George Osborne has decreed that the rush is unavoidable. Already, haste has swept aside principle. In his emergency Budget the Chancellor declared sensibly that he would protect capital spending. Within days Michael Gove announced the scrapping of the schools building programme, a specific example of planned capital spending. Even Tony Blair in his memoir supported the schools building programme, a sign that in his desire to please the Treasury Gove must have leapt well beyond the orthodox right, a area of the political spectrum where the former prime minister has found his comfort zone.

Meanwhile in Manchester, trade union leaders play with aplomb the roles allocated to them by parts of the Coalition. Learning nothing from the 1980s, they plan protests against "the cuts", and threaten strikes, on the assumption that voters will be on their side. For them there is no room for nuance and no considered strategy about how they might find more effective ways to constrain the government and secure the support of public opinion. Instead industrial action is threatened that will damage the lives of the poorest and make the government's task easier. If Bob Crow believes that strikes are popular with the voters he obviously did not spend much time in London last week, when his union brought the Underground system to a standstill. From my experience few of us tortured travellers were condemning the government or the Conservative Mayor of London for the disruption.

In both cases the surface arguments – Cut now! Down with cuts! – obscure important, subterranean debates. What always happens in relation to public spending is that, when specific areas are examined, various unlikely figures find they are wary of cuts. The Mayor of London, Boris Johnson, warns of precipitate cuts and goes out of his way to protect capital spending projects. In doing so he almost becomes a Keynesian. Johnson has told the Treasury that London is the engine that drives the rest of the economy. The engine is dependent on investment in its still creaking infrastructure. The cuts would be counter-productive and damage the driving force that lifts the entire country. No wonder Ed Balls claims him as a supporter.

Yesterday the Defence Select Committee warned against cuts arising from the current Strategic Defence Review. Conservative MPs from the committee rushed on to the airwaves with dire warnings of what might follow. At almost the same time they were putting the case for public spending, the Welfare Secretary, Iain Duncan Smith, was telling another committee of MPs that he did not recognise the figure of £4bn worth of additional cuts that had attracted feverish headlines last week. The source for the figure had been the Chancellor, George Osborne, in a BBC interview. No one quite knows where Osborne got this figure from, and it seems a superficial way of approaching the complex and sensitive area of welfare reform. Duncan Smith is more serious about the subject and knows that some of his proposals, if implemented properly, would cost money in the short term. He put the estimated increase before the last election at around £3bn. He will not get such largesse and must find reductions, but he will do so knowing that this is not the route he initially hoped to navigate. All of them – Boris, IDS and Liam Fox – are discovering the case for public spending.

Two contradictory factors combine to make the current spending review so old-fashioned, although more sweeping and deeper than any that has preceded it. First, David Cameron made a series of spending pledges before the election that he would now almost certainly like to ditch, especially those relating to universal benefits, such as winter fuel payments and free TV licenses. Electoral expediency drove him on. Now an ideological dimension drives the government. Cuts are good. Spending is wasteful.

* _RAW DATA_:
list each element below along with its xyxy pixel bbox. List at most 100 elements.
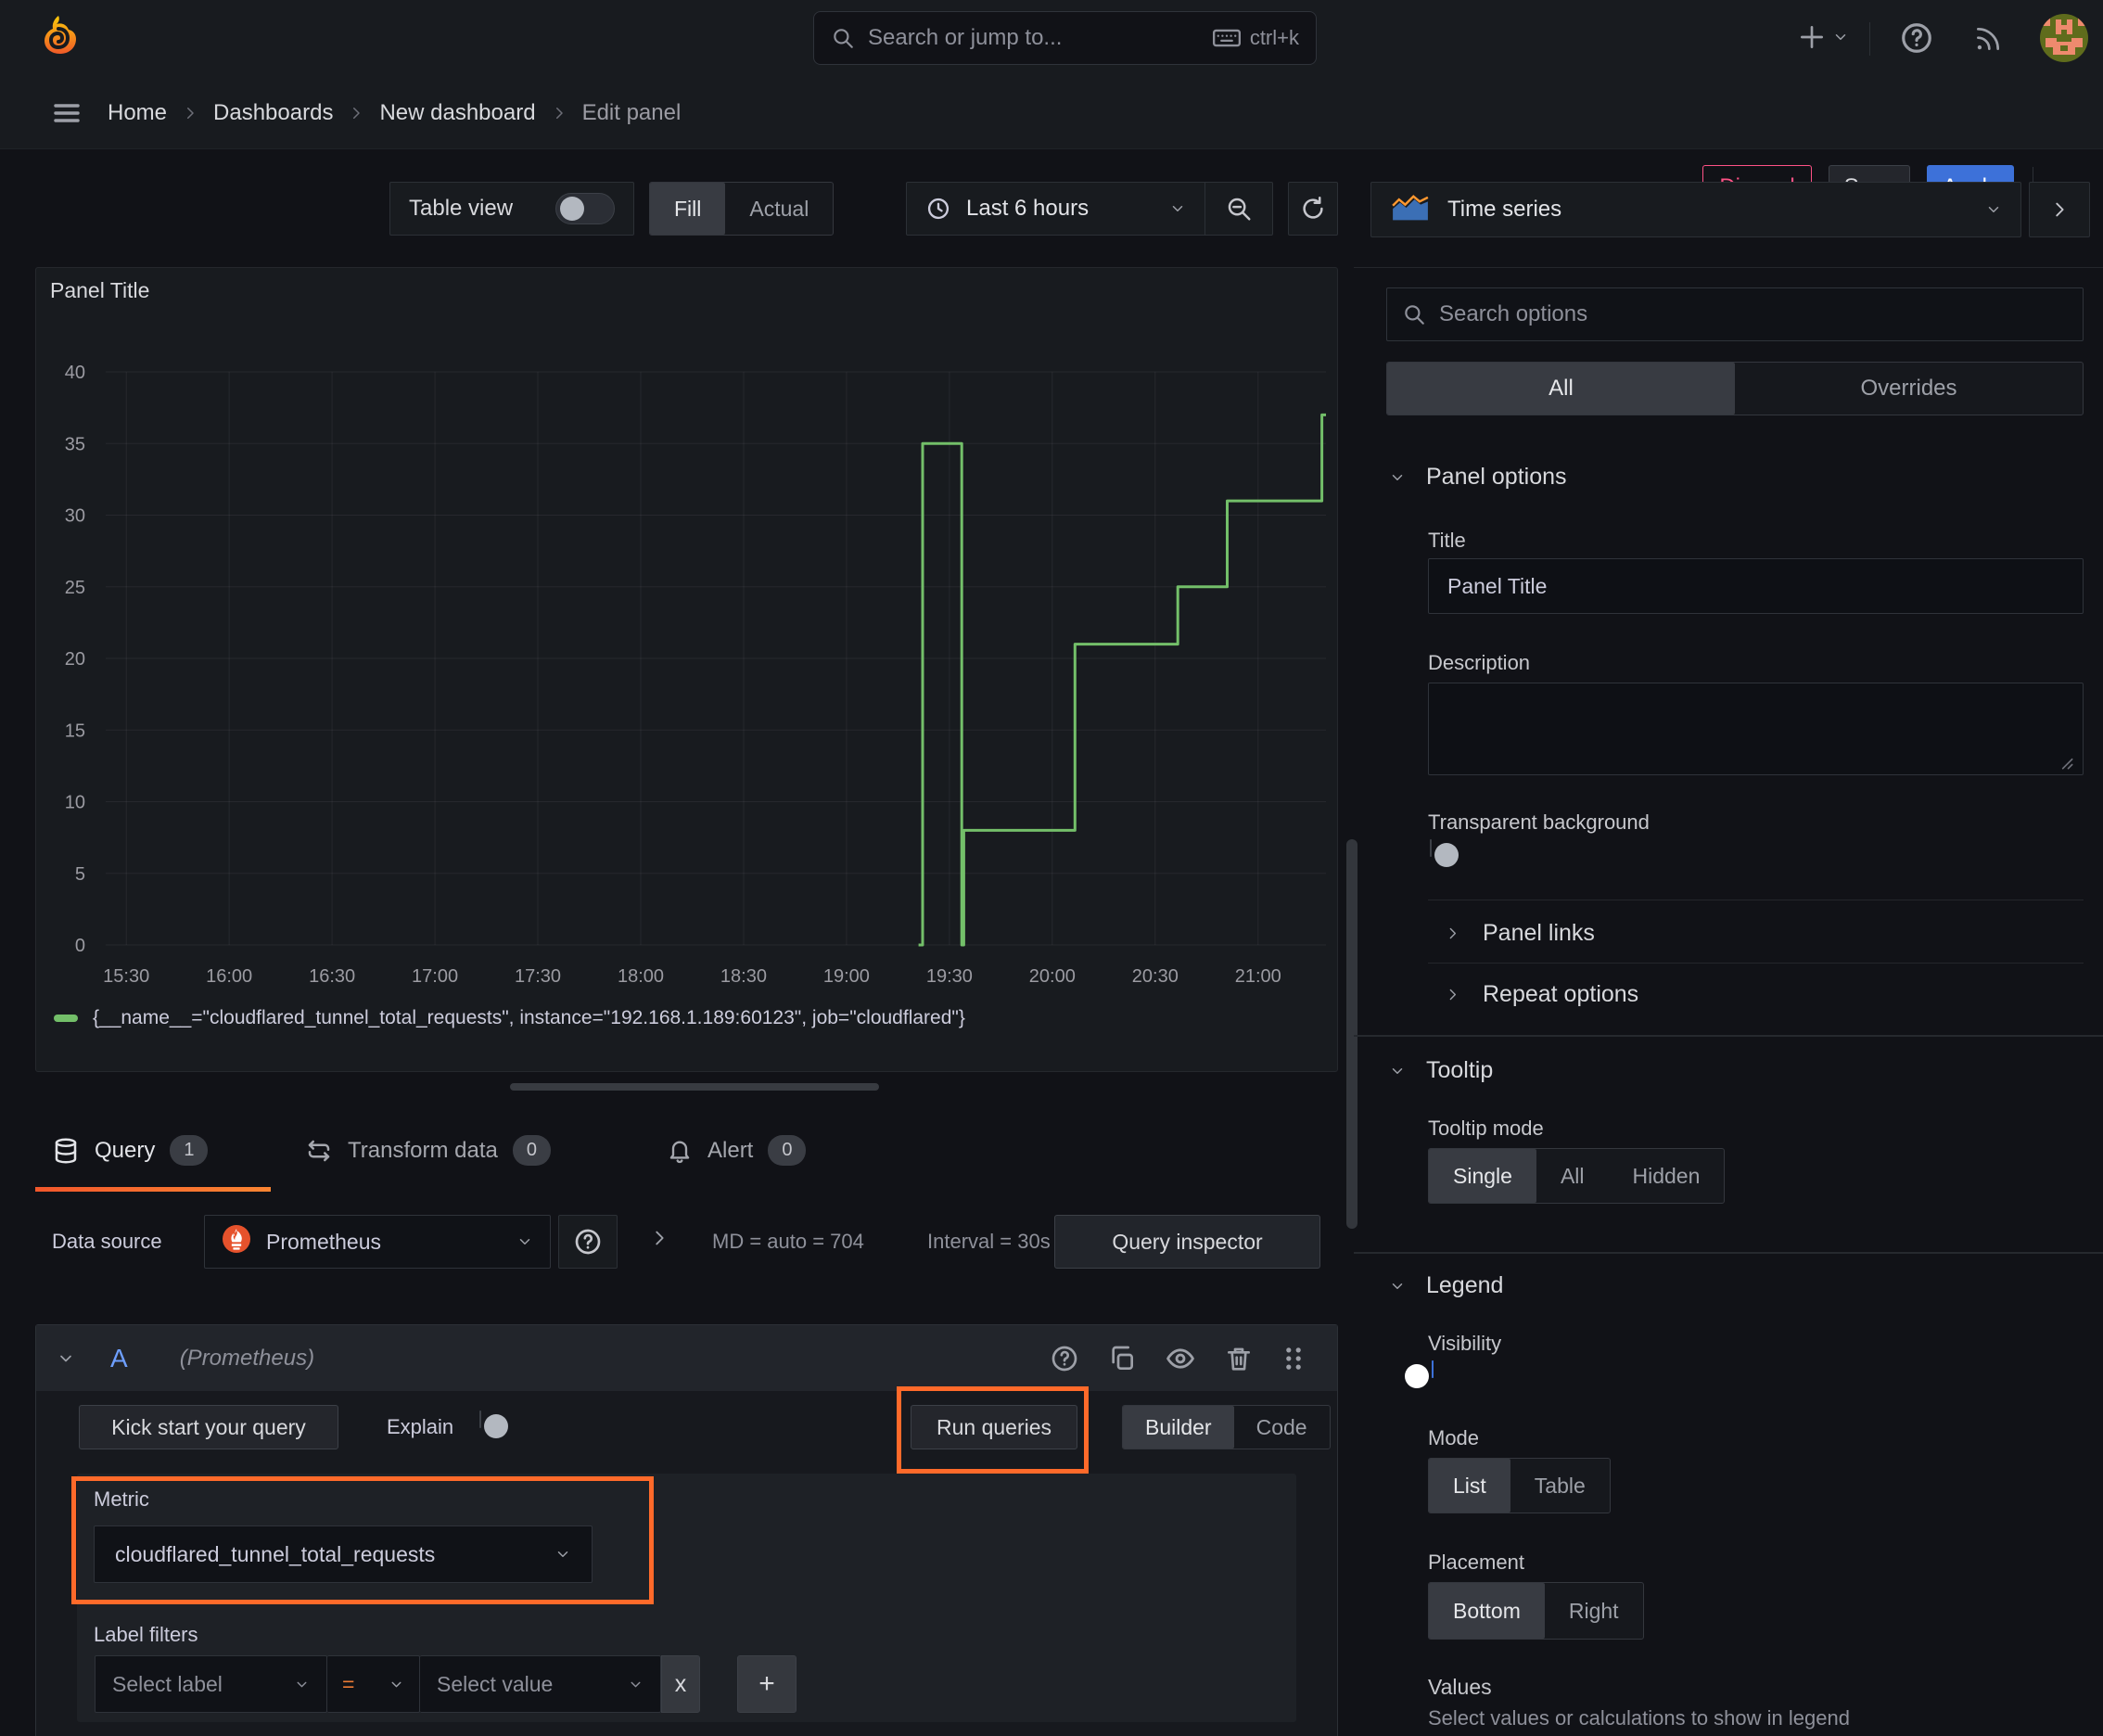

* _EXERCISE DIRECTIONS_:
From the commentary on public spending cuts, copy out everything from "George Osborne has" down to "his comfort zone.".

* _ANSWER TO THE TASK_:
George Osborne has decreed that the rush is unavoidable. Already, haste has swept aside principle. In his emergency Budget the Chancellor declared sensibly that he would protect capital spending. Within days Michael Gove announced the scrapping of the schools building programme, a specific example of planned capital spending. Even Tony Blair in his memoir supported the schools building programme, a sign that in his desire to please the Treasury Gove must have leapt well beyond the orthodox right, a area of the political spectrum where the former prime minister has found his comfort zone.